* begin *

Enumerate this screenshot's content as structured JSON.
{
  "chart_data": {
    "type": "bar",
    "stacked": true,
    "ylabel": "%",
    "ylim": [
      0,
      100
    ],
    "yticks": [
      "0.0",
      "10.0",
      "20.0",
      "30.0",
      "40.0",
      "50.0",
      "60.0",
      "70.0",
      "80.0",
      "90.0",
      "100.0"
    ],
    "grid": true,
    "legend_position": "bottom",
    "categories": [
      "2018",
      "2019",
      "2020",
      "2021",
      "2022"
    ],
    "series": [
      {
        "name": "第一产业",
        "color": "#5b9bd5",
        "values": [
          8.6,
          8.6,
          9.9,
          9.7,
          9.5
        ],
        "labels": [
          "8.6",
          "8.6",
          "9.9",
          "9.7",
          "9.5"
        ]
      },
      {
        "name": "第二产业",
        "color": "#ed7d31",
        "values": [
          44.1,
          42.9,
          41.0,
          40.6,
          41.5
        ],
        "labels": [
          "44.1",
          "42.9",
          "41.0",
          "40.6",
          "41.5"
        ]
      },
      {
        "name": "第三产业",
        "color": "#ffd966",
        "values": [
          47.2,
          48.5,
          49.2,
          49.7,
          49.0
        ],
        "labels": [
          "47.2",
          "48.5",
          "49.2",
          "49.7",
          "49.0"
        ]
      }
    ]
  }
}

* end *
* begin *

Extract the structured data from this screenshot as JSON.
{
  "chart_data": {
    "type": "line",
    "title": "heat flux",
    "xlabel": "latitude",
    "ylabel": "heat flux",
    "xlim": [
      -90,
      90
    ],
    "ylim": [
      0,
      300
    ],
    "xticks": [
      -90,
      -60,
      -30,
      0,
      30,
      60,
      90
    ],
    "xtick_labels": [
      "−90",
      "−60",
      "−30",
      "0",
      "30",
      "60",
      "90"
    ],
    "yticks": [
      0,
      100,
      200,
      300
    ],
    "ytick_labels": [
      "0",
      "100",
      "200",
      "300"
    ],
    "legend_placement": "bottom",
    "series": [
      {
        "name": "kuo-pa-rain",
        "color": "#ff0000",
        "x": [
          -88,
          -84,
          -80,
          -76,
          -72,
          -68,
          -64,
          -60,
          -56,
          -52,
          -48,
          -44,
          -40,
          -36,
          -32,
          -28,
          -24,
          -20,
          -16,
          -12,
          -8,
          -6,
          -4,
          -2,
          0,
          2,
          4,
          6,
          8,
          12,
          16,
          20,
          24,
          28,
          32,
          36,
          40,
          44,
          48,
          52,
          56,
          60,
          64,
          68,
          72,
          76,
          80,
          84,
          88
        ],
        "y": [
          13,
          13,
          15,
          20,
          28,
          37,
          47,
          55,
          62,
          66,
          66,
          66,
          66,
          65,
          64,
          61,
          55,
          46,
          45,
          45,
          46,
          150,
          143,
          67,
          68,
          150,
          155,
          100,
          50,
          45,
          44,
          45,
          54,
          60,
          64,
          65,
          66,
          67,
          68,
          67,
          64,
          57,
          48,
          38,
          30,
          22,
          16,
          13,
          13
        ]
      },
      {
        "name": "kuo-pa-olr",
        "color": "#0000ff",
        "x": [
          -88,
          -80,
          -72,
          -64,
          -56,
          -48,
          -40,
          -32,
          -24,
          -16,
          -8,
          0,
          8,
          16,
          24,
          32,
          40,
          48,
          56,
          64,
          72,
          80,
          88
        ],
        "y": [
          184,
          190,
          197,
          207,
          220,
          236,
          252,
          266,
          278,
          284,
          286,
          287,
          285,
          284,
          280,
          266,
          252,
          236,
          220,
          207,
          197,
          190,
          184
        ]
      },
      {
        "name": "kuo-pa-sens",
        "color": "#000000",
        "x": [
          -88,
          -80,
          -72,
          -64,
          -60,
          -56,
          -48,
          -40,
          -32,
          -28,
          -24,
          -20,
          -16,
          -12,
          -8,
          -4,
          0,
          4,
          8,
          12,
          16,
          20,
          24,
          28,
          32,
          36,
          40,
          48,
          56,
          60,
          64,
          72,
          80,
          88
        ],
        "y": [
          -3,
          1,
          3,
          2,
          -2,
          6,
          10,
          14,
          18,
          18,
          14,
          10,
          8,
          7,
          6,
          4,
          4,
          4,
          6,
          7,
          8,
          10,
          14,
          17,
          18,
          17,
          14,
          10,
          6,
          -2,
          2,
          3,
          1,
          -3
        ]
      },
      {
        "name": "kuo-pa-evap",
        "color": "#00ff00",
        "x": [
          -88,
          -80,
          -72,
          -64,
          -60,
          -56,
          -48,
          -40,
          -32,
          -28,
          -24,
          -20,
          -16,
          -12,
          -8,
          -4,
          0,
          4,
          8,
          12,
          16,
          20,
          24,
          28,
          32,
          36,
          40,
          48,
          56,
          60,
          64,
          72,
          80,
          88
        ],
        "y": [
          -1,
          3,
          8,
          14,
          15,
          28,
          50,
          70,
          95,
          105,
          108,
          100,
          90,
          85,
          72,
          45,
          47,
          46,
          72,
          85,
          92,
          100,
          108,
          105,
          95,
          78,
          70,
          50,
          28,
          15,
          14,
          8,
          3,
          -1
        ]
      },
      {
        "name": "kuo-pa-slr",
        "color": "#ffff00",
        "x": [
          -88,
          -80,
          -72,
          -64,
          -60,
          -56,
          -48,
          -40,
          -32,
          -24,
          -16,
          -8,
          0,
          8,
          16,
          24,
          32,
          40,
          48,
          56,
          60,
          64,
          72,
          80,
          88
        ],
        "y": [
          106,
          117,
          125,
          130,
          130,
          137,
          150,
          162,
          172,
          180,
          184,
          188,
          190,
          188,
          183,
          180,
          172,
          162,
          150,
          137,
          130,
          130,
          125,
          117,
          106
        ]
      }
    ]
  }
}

* end *

### Directions
Each line in the entries above that includes the string "JSON" should be extracted.

### Exercise answer
Enumerate this screenshot's content as structured JSON.
Extract the structured data from this screenshot as JSON.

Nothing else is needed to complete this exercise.